Directive:
What is needed here is an exact copy of every entry.

Excerpted records:

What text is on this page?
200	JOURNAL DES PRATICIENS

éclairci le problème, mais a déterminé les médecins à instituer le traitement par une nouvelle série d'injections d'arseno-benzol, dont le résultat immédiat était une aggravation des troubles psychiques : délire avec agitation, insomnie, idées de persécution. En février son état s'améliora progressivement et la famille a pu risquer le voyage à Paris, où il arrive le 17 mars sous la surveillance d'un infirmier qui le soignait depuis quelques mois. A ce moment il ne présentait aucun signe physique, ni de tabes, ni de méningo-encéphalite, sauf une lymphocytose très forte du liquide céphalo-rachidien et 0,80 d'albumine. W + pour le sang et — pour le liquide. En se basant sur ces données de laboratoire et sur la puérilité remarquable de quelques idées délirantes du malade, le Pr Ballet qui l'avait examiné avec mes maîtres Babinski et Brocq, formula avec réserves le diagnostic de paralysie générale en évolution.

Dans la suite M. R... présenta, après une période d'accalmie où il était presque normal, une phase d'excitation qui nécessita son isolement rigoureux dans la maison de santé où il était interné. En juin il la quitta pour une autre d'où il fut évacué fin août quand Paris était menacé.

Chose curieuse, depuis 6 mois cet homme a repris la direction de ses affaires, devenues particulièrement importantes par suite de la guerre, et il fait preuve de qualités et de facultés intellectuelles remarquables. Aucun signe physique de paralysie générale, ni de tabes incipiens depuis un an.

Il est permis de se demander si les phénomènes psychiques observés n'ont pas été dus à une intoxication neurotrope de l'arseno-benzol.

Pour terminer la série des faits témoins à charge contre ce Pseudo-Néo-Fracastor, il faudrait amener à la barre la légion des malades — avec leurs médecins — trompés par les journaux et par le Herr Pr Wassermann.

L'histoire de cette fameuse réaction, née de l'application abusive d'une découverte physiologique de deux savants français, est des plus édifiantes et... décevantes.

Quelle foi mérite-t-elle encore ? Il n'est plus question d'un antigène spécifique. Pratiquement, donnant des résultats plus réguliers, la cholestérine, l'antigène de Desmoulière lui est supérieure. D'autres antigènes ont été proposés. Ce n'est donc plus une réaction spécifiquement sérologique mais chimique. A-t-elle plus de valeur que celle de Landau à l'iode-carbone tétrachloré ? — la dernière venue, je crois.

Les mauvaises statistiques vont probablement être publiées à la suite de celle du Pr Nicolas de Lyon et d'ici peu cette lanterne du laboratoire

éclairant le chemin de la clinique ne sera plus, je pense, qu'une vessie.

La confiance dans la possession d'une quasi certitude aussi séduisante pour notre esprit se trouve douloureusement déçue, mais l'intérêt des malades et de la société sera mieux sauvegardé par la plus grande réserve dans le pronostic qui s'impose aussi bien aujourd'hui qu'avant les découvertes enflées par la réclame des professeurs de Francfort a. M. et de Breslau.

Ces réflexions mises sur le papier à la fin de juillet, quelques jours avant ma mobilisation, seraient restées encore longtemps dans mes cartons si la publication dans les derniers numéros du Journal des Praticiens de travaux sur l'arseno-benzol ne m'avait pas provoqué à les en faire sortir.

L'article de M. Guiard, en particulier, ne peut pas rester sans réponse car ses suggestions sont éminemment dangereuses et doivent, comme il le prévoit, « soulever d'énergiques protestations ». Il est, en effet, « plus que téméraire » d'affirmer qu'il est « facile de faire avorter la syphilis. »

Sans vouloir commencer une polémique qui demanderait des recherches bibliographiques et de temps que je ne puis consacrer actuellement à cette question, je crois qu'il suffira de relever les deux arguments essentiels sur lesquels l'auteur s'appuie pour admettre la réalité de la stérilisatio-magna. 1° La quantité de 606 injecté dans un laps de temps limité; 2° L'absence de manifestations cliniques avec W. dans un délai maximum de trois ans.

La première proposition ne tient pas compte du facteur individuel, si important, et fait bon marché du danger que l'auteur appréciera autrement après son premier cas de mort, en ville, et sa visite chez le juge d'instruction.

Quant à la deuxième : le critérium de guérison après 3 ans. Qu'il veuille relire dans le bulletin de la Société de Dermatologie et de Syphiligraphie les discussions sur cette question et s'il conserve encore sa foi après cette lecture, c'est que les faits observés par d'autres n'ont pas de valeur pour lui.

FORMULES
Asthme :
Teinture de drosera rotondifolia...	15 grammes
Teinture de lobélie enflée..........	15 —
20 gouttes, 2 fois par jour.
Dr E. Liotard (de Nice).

Reply:
What text is on this page?
200	JOURNAL DES PRATICIENS

éclairci le problème, mais a déterminé les médecins à instituer le traitement par une nouvelle série d'injections d'arseno-benzol, dont le résultat immédiat était une aggravation des troubles psychiques : délire avec agitation, insomnie, idées de persécution. En février son état s'améliora progressivement et la famille a pu risquer le voyage à Paris, où il arrive le 17 mars sous la surveillance d'un infirmier qui le soignait depuis quelques mois. A ce moment il ne présentait aucun signe physique, ni de tabes, ni de méningo-encéphalite, sauf une lymphocytose très forte du liquide céphalo-rachidien et 0,80 d'albumine. W + pour le sang et — pour le liquide. En se basant sur ces données de laboratoire et sur la puérilité remarquable de quelques idées délirantes du malade, le Pr Ballet qui l'avait examiné avec mes maîtres Babinski et Brocq, formula avec réserves le diagnostic de paralysie générale en évolution.

Dans la suite M. R... présenta, après une période d'accalmie où il était presque normal, une phase d'excitation qui nécessita son isolement rigoureux dans la maison de santé où il était interné. En juin il la quitta pour une autre d'où il fut évacué fin août quand Paris était menacé.

Chose curieuse, depuis 6 mois cet homme a repris la direction de ses affaires, devenues particulièrement importantes par suite de la guerre, et il fait preuve de qualités et de facultés intellectuelles remarquables. Aucun signe physique de paralysie générale, ni de tabes incipiens depuis un an.

Il est permis de se demander si les phénomènes psychiques observés n'ont pas été dus à une intoxication neurotrope de l'arseno-benzol.

Pour terminer la série des faits témoins à charge contre ce Pseudo-Néo-Fracastor, il faudrait amener à la barre la légion des malades — avec leurs médecins — trompés par les journaux et par le Herr Pr Wassermann.

L'histoire de cette fameuse réaction, née de l'application abusive d'une découverte physiologique de deux savants français, est des plus édifiantes et... décevantes.

Quelle foi mérite-t-elle encore ? Il n'est plus question d'un antigène spécifique. Pratiquement, donnant des résultats plus réguliers, la cholestérine, l'antigène de Desmoulière lui est supérieure. D'autres antigènes ont été proposés. Ce n'est donc plus une réaction spécifiquement sérologique mais chimique. A-t-elle plus de valeur que celle de Landau à l'iode-carbone tétrachloré ? — la dernière venue, je crois.

Les mauvaises statistiques vont probablement être publiées à la suite de celle du Pr Nicolas de Lyon et d'ici peu cette lanterne du laboratoire

éclairant le chemin de la clinique ne sera plus, je pense, qu'une vessie.

La confiance dans la possession d'une quasi certitude aussi séduisante pour notre esprit se trouve douloureusement déçue, mais l'intérêt des malades et de la société sera mieux sauvegardé par la plus grande réserve dans le pronostic qui s'impose aussi bien aujourd'hui qu'avant les découvertes enflées par la réclame des professeurs de Francfort a. M. et de Breslau.

Ces réflexions mises sur le papier à la fin de juillet, quelques jours avant ma mobilisation, seraient restées encore longtemps dans mes cartons si la publication dans les derniers numéros du Journal des Praticiens de travaux sur l'arseno-benzol ne m'avait pas provoqué à les en faire sortir.

L'article de M. Guiard, en particulier, ne peut pas rester sans réponse car ses suggestions sont éminemment dangereuses et doivent, comme il le prévoit, « soulever d'énergiques protestations ». Il est, en effet, « plus que téméraire » d'affirmer qu'il est « facile de faire avorter la syphilis. »

Sans vouloir commencer une polémique qui demanderait des recherches bibliographiques et de temps que je ne puis consacrer actuellement à cette question, je crois qu'il suffira de relever les deux arguments essentiels sur lesquels l'auteur s'appuie pour admettre la réalité de la stérilisatio-magna. 1° La quantité de 606 injecté dans un laps de temps limité; 2° L'absence de manifestations cliniques avec W. dans un délai maximum de trois ans.

La première proposition ne tient pas compte du facteur individuel, si important, et fait bon marché du danger que l'auteur appréciera autrement après son premier cas de mort, en ville, et sa visite chez le juge d'instruction.

Quant à la deuxième : le critérium de guérison après 3 ans. Qu'il veuille relire dans le bulletin de la Société de Dermatologie et de Syphiligraphie les discussions sur cette question et s'il conserve encore sa foi après cette lecture, c'est que les faits observés par d'autres n'ont pas de valeur pour lui.

FORMULES
Asthme :
Teinture de drosera rotondifolia...	15 grammes
Teinture de lobélie enflée..........	15 —
20 gouttes, 2 fois par jour.
Dr E. Liotard (de Nice).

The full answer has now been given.